Stored items:
____________________
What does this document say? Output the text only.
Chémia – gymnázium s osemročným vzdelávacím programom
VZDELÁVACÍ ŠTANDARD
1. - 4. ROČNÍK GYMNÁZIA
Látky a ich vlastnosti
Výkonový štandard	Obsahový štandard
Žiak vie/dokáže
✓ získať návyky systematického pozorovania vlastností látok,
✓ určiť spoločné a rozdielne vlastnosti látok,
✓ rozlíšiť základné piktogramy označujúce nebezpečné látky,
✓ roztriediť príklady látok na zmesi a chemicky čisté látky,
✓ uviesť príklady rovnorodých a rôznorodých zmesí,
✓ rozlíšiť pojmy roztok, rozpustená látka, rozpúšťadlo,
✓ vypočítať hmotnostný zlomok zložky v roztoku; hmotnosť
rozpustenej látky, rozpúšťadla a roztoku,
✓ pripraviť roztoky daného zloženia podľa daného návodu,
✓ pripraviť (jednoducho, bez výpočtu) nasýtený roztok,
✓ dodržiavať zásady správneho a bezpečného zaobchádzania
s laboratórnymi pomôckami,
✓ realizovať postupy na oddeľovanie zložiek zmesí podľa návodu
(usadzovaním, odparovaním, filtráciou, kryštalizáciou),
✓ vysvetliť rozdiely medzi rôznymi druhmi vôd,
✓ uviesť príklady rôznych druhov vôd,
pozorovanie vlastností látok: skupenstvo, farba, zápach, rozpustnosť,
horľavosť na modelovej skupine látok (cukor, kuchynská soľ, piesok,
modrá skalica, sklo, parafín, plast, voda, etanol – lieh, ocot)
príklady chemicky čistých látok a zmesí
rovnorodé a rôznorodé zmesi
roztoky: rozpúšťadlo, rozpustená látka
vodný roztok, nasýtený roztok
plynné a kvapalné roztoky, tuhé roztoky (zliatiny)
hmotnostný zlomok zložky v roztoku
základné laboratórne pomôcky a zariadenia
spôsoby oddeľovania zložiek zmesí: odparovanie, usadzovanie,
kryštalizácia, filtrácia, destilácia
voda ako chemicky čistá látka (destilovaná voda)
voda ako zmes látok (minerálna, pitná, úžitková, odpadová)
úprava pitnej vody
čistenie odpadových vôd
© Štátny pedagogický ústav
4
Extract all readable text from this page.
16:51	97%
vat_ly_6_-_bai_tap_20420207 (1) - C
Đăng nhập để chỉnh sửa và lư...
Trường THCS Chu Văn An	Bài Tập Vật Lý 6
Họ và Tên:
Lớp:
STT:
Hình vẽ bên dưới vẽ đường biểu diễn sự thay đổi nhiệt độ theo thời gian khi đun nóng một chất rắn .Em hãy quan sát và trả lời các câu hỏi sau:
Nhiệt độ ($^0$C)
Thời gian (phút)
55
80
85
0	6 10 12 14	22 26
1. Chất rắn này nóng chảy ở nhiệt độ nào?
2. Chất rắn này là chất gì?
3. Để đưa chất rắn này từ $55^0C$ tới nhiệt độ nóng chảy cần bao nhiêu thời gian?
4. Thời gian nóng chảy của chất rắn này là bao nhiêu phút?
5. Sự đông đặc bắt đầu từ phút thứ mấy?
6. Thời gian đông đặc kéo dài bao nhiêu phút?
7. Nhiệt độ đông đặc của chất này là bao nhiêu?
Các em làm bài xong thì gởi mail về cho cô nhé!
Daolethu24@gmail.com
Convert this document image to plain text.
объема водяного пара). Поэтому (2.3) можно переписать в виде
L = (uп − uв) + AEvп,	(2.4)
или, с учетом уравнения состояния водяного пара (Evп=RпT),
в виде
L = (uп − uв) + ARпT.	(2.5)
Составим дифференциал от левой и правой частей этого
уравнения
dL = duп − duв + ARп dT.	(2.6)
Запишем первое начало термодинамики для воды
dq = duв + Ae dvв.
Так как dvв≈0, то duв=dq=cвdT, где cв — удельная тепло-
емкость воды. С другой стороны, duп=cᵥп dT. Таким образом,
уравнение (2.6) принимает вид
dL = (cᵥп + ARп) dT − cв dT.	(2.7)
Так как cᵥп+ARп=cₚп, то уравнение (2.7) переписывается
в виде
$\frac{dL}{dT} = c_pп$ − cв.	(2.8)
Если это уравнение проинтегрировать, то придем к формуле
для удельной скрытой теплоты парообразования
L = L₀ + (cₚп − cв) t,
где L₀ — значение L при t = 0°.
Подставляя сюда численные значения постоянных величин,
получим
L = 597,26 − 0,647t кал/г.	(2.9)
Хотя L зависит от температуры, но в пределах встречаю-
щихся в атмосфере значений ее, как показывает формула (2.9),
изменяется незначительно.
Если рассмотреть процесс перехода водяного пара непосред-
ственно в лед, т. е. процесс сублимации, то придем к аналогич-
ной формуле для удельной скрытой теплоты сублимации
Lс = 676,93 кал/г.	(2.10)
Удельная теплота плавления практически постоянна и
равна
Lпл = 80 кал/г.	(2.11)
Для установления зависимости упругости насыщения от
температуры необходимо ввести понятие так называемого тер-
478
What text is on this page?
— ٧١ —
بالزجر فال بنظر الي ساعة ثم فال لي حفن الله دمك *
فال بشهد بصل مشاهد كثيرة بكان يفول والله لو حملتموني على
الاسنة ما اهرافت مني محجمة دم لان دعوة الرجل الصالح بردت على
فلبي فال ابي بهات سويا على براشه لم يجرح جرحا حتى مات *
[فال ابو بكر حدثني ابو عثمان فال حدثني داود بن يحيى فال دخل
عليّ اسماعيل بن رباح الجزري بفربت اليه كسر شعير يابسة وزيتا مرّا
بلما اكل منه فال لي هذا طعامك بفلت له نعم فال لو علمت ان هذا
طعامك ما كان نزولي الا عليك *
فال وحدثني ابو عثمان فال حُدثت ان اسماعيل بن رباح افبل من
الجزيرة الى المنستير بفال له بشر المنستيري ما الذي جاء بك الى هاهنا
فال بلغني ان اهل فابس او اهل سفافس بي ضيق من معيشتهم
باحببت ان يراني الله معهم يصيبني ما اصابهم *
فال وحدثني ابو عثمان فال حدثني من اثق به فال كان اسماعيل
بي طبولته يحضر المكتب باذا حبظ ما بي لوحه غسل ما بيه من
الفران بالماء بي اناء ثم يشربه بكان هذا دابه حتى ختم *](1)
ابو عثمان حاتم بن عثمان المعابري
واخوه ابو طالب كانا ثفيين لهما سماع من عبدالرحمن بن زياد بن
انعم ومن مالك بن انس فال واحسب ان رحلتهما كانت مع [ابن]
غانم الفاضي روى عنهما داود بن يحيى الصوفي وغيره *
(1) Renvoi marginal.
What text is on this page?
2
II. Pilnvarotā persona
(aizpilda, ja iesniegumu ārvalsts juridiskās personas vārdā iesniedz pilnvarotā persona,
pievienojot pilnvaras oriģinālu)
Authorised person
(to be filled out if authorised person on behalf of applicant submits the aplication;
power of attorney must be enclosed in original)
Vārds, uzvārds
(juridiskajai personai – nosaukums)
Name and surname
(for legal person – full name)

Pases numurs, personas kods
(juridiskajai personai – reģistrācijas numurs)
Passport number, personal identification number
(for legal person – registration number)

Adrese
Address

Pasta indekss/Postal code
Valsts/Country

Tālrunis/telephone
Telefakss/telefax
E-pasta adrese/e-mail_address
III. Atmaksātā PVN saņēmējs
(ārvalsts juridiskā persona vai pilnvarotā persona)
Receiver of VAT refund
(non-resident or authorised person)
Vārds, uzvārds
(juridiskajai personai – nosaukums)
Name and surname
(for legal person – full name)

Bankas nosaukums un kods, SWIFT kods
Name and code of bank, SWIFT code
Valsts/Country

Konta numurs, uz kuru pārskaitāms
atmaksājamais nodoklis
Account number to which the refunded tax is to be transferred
____________________
• Problem to solve: Tell how many lines of the records above hold the string "сублимации". Give no other text.

• Answer: 2